_DIRECTION 1_. According to the wildfire text, during which months do the red-flag days usually fall?

However, there are a few red-flag days each year when all of the conditions are in place for extreme wildfire, usually during August through November. On these days, vegetation will experience a “perfect firestorm condition” with unusually hot temperatures above 90 degrees, humidity below 10 percent and strong Diablo winds blowing from the east, over the high ridge tops and down leeward slopes into densely populated residential areas. Any eucalyptus grove fire that occurred under these conditions could produce millions of burning embers and firebrands that could blow over fuel breaks and other cleared areas and then drop to ignite homes and landscapes.

Three official reports — the 1995 Hills Emergency Forum Vegetation Management Consortium Plan, the 2010 Park District Fire Mitigation Plan EIR, and the 2013 FEMA East Bay Hills Hazardous Fire Risk Reduction EIS — clearly document the problem and identify eucalyptus and pine groves as contributors to this area’s high-risk fire hazard potential.

_MATERIAL FOR THE TASK_.
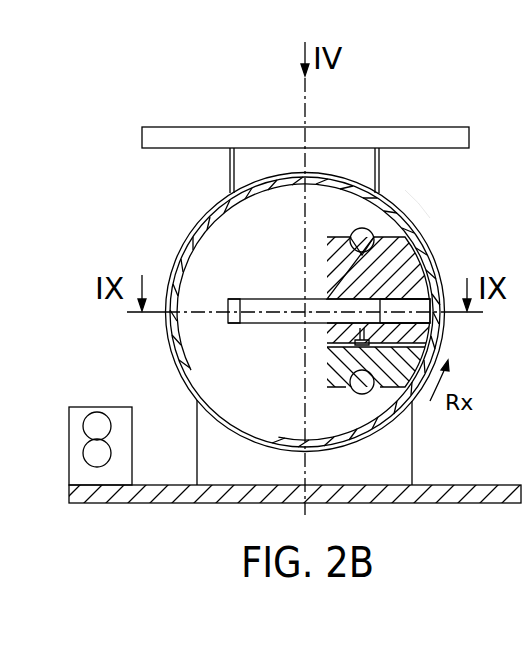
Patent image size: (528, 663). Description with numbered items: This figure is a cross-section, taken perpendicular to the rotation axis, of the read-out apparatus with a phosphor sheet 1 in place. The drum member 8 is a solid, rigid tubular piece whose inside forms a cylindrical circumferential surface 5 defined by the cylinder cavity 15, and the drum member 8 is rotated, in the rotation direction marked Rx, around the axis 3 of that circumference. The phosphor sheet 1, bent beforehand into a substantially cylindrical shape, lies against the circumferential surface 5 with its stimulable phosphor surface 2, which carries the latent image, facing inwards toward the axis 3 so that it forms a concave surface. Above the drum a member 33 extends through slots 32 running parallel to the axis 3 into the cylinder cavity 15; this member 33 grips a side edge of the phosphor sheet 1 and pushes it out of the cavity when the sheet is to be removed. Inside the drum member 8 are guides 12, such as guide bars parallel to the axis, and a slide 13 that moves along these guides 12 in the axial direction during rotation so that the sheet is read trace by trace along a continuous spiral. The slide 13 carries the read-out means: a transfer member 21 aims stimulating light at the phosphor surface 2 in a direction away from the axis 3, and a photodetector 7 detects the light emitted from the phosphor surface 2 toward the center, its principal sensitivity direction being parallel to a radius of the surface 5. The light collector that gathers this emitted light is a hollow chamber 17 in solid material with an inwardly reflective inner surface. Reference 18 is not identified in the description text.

The phosphor sheet 1 is at (195, 234).
The stimulable phosphor surface 2 is at (186, 347).
The axis 3 is at (302, 318).
The cylindrical circumferential surface 5 is at (229, 413).
The photodetector 7 is at (314, 297).
The drum member 8 is at (420, 203).
The guides 12 is at (370, 229).
The slide 13 is at (398, 252).
The cylinder cavity 15 is at (278, 244).
The hollow chamber 17 is at (410, 302).
The shaft end 18 is at (249, 308).
The transfer member 21 is at (331, 208).
The slots 32 is at (233, 193).
The member 33 is at (214, 136).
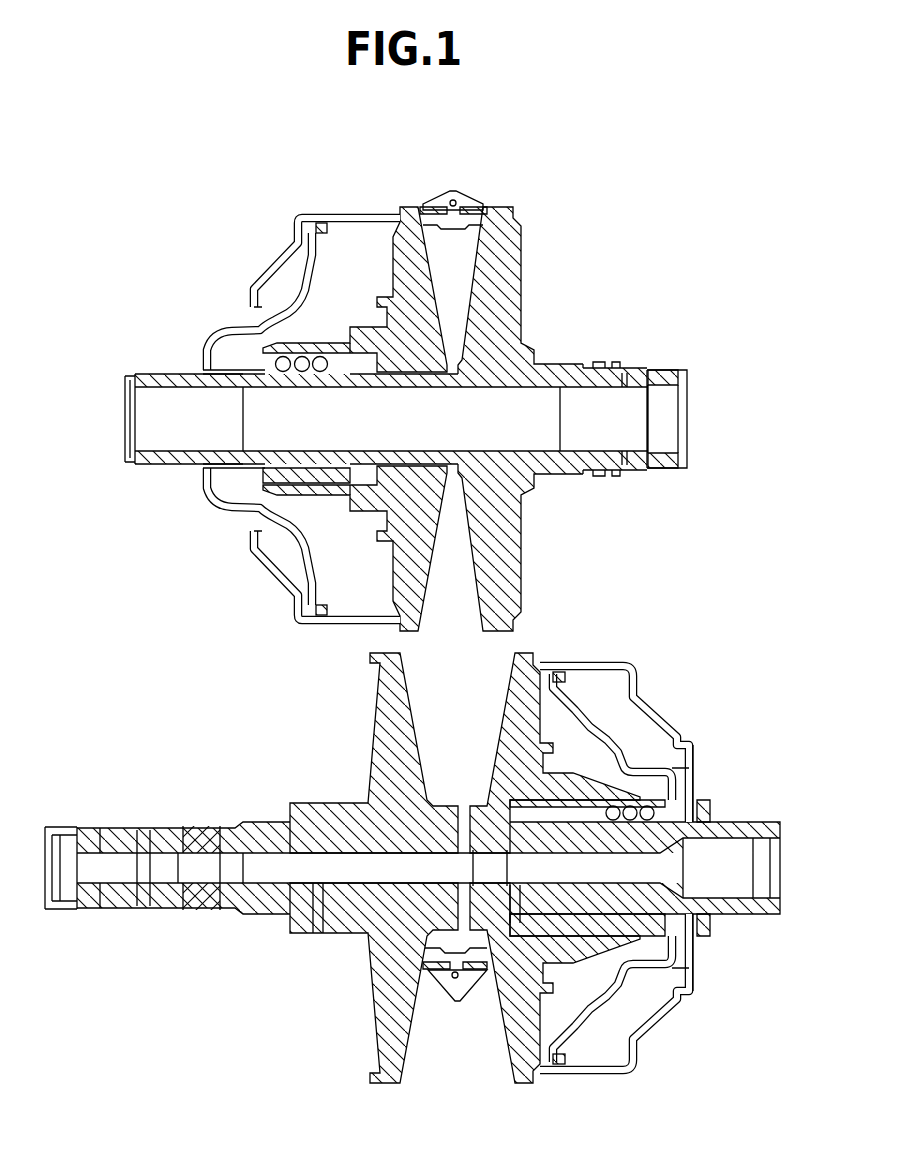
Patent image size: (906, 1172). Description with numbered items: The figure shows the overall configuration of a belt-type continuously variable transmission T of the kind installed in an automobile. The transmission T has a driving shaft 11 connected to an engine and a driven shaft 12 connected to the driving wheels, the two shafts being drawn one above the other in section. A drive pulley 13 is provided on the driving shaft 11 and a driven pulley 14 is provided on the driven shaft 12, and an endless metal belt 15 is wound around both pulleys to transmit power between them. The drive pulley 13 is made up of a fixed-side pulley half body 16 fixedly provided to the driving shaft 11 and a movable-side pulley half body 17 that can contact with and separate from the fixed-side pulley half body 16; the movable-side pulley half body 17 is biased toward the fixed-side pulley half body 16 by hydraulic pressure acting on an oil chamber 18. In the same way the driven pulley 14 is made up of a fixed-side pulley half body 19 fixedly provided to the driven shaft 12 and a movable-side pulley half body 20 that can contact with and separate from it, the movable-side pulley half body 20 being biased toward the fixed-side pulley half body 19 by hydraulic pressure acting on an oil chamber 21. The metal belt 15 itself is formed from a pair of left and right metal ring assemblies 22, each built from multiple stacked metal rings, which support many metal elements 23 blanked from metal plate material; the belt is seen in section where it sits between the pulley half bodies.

The belt-type continuously variable transmission T is at (216, 252).
The driving shaft 11 is at (597, 360).
The driven shaft 12 is at (330, 818).
The drive pulley 13 is at (604, 222).
The driven pulley 14 is at (503, 663).
The endless metal belt 15 is at (468, 194).
The fixed-side pulley half body 16 is at (512, 320).
The movable-side pulley half body 17 is at (420, 265).
The oil chamber 18 is at (352, 306).
The fixed-side pulley half body 19 is at (405, 722).
The movable-side pulley half body 20 is at (511, 722).
The oil chamber 21 is at (586, 769).
The metal ring assembly 22 is at (455, 993).
The metal element 23 is at (440, 200).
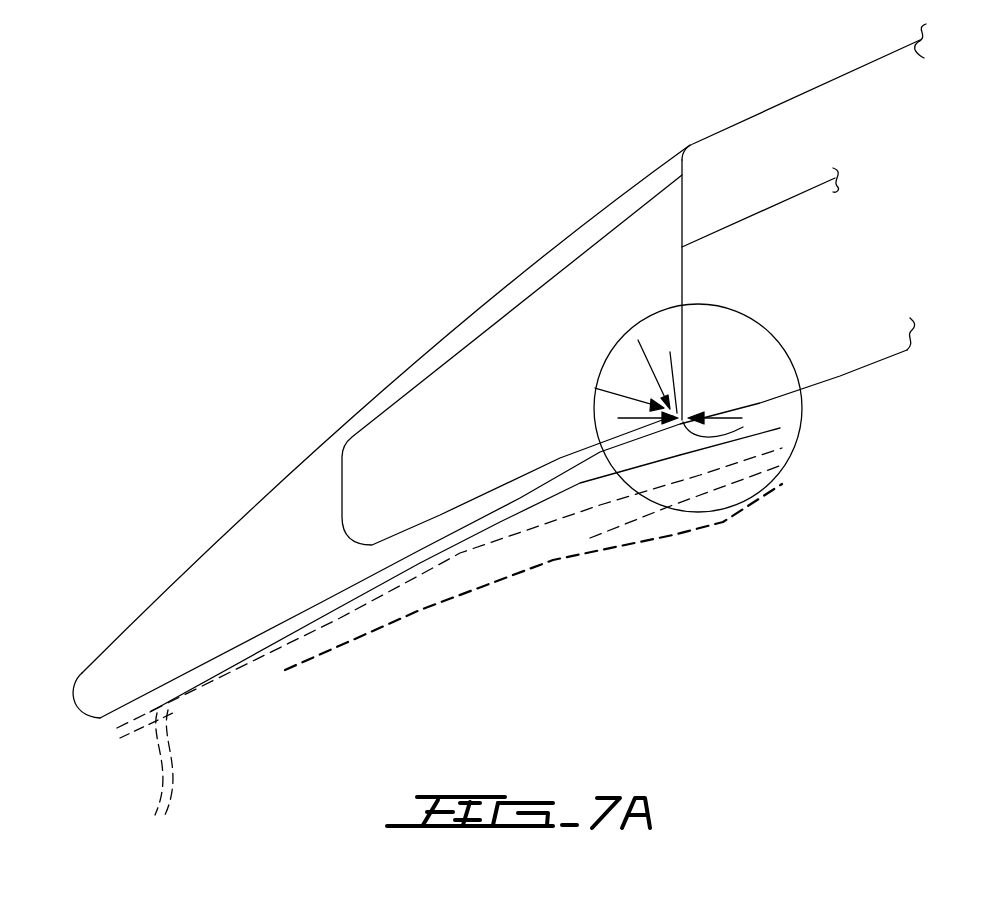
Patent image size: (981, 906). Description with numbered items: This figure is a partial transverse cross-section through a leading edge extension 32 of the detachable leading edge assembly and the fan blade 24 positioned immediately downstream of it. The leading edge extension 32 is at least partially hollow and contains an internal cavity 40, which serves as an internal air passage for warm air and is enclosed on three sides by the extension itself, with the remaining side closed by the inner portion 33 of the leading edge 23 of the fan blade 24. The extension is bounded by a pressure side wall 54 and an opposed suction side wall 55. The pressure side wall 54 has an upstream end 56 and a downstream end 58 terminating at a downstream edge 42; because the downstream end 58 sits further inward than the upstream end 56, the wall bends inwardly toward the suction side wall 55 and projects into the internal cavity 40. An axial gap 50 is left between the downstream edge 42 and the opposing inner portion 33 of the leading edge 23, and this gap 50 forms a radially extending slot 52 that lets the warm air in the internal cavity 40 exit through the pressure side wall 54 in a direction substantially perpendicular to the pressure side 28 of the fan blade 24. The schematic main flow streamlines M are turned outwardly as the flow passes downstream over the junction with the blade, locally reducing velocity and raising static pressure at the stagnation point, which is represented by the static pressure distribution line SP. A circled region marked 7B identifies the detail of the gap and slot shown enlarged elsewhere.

The leading edge 23 is at (805, 205).
The fan blade 24 is at (841, 293).
The pressure side 28 is at (853, 375).
The leading edge extension 32 is at (262, 540).
The inner portion 33 is at (805, 205).
The internal cavity 40 is at (540, 398).
The downstream edge 42 is at (680, 425).
The gap 50 is at (689, 388).
The slot 52 is at (681, 414).
The pressure side wall 54 is at (566, 472).
The suction side wall 55 is at (530, 280).
The upstream end 56 is at (372, 575).
The downstream end 58 is at (630, 437).
The static pressure distribution line SP is at (465, 545).
The main flow streamlines M is at (158, 779).
The detail circle 7B is at (783, 465).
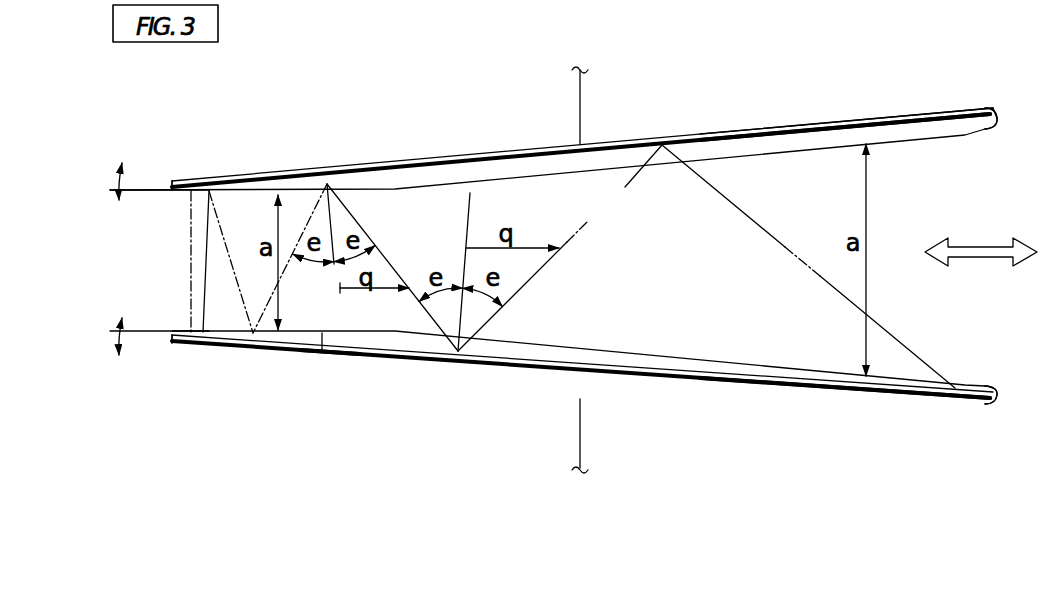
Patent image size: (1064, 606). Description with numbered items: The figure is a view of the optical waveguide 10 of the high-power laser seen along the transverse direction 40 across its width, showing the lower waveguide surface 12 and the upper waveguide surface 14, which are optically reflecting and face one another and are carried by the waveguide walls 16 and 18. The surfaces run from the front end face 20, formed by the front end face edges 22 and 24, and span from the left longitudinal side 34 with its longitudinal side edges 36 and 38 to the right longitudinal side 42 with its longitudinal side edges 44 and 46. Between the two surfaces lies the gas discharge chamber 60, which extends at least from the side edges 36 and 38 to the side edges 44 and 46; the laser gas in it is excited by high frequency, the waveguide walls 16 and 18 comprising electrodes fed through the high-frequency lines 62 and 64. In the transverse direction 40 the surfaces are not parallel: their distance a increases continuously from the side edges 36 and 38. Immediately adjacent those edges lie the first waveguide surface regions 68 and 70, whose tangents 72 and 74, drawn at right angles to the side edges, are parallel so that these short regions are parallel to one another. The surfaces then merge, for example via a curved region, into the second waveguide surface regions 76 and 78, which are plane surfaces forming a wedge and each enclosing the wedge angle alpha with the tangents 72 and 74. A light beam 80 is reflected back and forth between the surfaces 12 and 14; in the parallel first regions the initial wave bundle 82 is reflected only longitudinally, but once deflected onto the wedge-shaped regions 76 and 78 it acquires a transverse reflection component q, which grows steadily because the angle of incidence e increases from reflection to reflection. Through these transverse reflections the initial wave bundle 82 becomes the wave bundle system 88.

_DIRECTION 2_. In the rows, switch "automobile" to "vehicle" in the lines starting with the one containing "Patent image size: (906, 1172)." and going on through the one containing "The metal element 23 is at (440, 200).". Give only those lines again, with everything else unchanged.

_FINAL RESULT 1_. August through November.

_FINAL RESULT 2_.
Patent image size: (906, 1172). Description with numbered items: The figure shows the overall configuration of a belt-type continuously variable transmission T of the kind installed in an vehicle. The transmission T has a driving shaft 11 connected to an engine and a driven shaft 12 connected to the driving wheels, the two shafts being drawn one above the other in section. A drive pulley 13 is provided on the driving shaft 11 and a driven pulley 14 is provided on the driven shaft 12, and an endless metal belt 15 is wound around both pulleys to transmit power between them. The drive pulley 13 is made up of a fixed-side pulley half body 16 fixedly provided to the driving shaft 11 and a movable-side pulley half body 17 that can contact with and separate from the fixed-side pulley half body 16; the movable-side pulley half body 17 is biased toward the fixed-side pulley half body 16 by hydraulic pressure acting on an oil chamber 18. In the same way the driven pulley 14 is made up of a fixed-side pulley half body 19 fixedly provided to the driven shaft 12 and a movable-side pulley half body 20 that can contact with and separate from it, the movable-side pulley half body 20 being biased toward the fixed-side pulley half body 19 by hydraulic pressure acting on an oil chamber 21. The metal belt 15 itself is formed from a pair of left and right metal ring assemblies 22, each built from multiple stacked metal rings, which support many metal elements 23 blanked from metal plate material; the belt is seen in section where it sits between the pulley half bodies.

The belt-type continuously variable transmission T is at (216, 252).
The driving shaft 11 is at (597, 360).
The driven shaft 12 is at (330, 818).
The drive pulley 13 is at (604, 222).
The driven pulley 14 is at (503, 663).
The endless metal belt 15 is at (468, 194).
The fixed-side pulley half body 16 is at (512, 320).
The movable-side pulley half body 17 is at (420, 265).
The oil chamber 18 is at (352, 306).
The fixed-side pulley half body 19 is at (405, 722).
The movable-side pulley half body 20 is at (511, 722).
The oil chamber 21 is at (586, 769).
The metal ring assembly 22 is at (455, 993).
The metal element 23 is at (440, 200).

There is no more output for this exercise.